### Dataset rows
******************************

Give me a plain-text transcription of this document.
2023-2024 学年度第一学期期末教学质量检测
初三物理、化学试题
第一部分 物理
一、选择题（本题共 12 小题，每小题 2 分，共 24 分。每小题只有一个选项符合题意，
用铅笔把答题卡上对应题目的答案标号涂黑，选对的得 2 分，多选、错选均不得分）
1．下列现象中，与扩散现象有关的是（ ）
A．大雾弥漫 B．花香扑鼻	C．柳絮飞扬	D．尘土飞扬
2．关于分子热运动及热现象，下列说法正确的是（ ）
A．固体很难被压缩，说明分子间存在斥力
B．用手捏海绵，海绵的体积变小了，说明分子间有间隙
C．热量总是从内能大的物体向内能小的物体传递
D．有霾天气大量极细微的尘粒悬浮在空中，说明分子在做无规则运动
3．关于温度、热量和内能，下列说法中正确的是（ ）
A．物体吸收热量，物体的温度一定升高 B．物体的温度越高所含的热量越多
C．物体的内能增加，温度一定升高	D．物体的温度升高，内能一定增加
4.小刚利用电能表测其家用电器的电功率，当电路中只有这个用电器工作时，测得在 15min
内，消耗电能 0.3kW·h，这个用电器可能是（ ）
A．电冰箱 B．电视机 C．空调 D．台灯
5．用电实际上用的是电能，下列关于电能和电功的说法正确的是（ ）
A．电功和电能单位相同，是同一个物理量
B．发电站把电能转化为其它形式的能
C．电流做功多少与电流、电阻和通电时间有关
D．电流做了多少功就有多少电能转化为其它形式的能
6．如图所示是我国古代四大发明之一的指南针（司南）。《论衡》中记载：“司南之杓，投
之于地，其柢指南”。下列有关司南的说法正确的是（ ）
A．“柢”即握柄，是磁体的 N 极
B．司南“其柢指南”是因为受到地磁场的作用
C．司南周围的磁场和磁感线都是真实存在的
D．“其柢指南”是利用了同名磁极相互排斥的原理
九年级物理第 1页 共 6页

******************************

### STATED EXERCISE
Reproduce all of the entries word for word.

### OUTPUT BELOW
Give me a plain-text transcription of this document.
2023-2024 学年度第一学期期末教学质量检测
初三物理、化学试题
第一部分 物理
一、选择题（本题共 12 小题，每小题 2 分，共 24 分。每小题只有一个选项符合题意，
用铅笔把答题卡上对应题目的答案标号涂黑，选对的得 2 分，多选、错选均不得分）
1．下列现象中，与扩散现象有关的是（ ）
A．大雾弥漫 B．花香扑鼻	C．柳絮飞扬	D．尘土飞扬
2．关于分子热运动及热现象，下列说法正确的是（ ）
A．固体很难被压缩，说明分子间存在斥力
B．用手捏海绵，海绵的体积变小了，说明分子间有间隙
C．热量总是从内能大的物体向内能小的物体传递
D．有霾天气大量极细微的尘粒悬浮在空中，说明分子在做无规则运动
3．关于温度、热量和内能，下列说法中正确的是（ ）
A．物体吸收热量，物体的温度一定升高 B．物体的温度越高所含的热量越多
C．物体的内能增加，温度一定升高	D．物体的温度升高，内能一定增加
4.小刚利用电能表测其家用电器的电功率，当电路中只有这个用电器工作时，测得在 15min
内，消耗电能 0.3kW·h，这个用电器可能是（ ）
A．电冰箱 B．电视机 C．空调 D．台灯
5．用电实际上用的是电能，下列关于电能和电功的说法正确的是（ ）
A．电功和电能单位相同，是同一个物理量
B．发电站把电能转化为其它形式的能
C．电流做功多少与电流、电阻和通电时间有关
D．电流做了多少功就有多少电能转化为其它形式的能
6．如图所示是我国古代四大发明之一的指南针（司南）。《论衡》中记载：“司南之杓，投
之于地，其柢指南”。下列有关司南的说法正确的是（ ）
A．“柢”即握柄，是磁体的 N 极
B．司南“其柢指南”是因为受到地磁场的作用
C．司南周围的磁场和磁感线都是真实存在的
D．“其柢指南”是利用了同名磁极相互排斥的原理
九年级物理第 1页 共 6页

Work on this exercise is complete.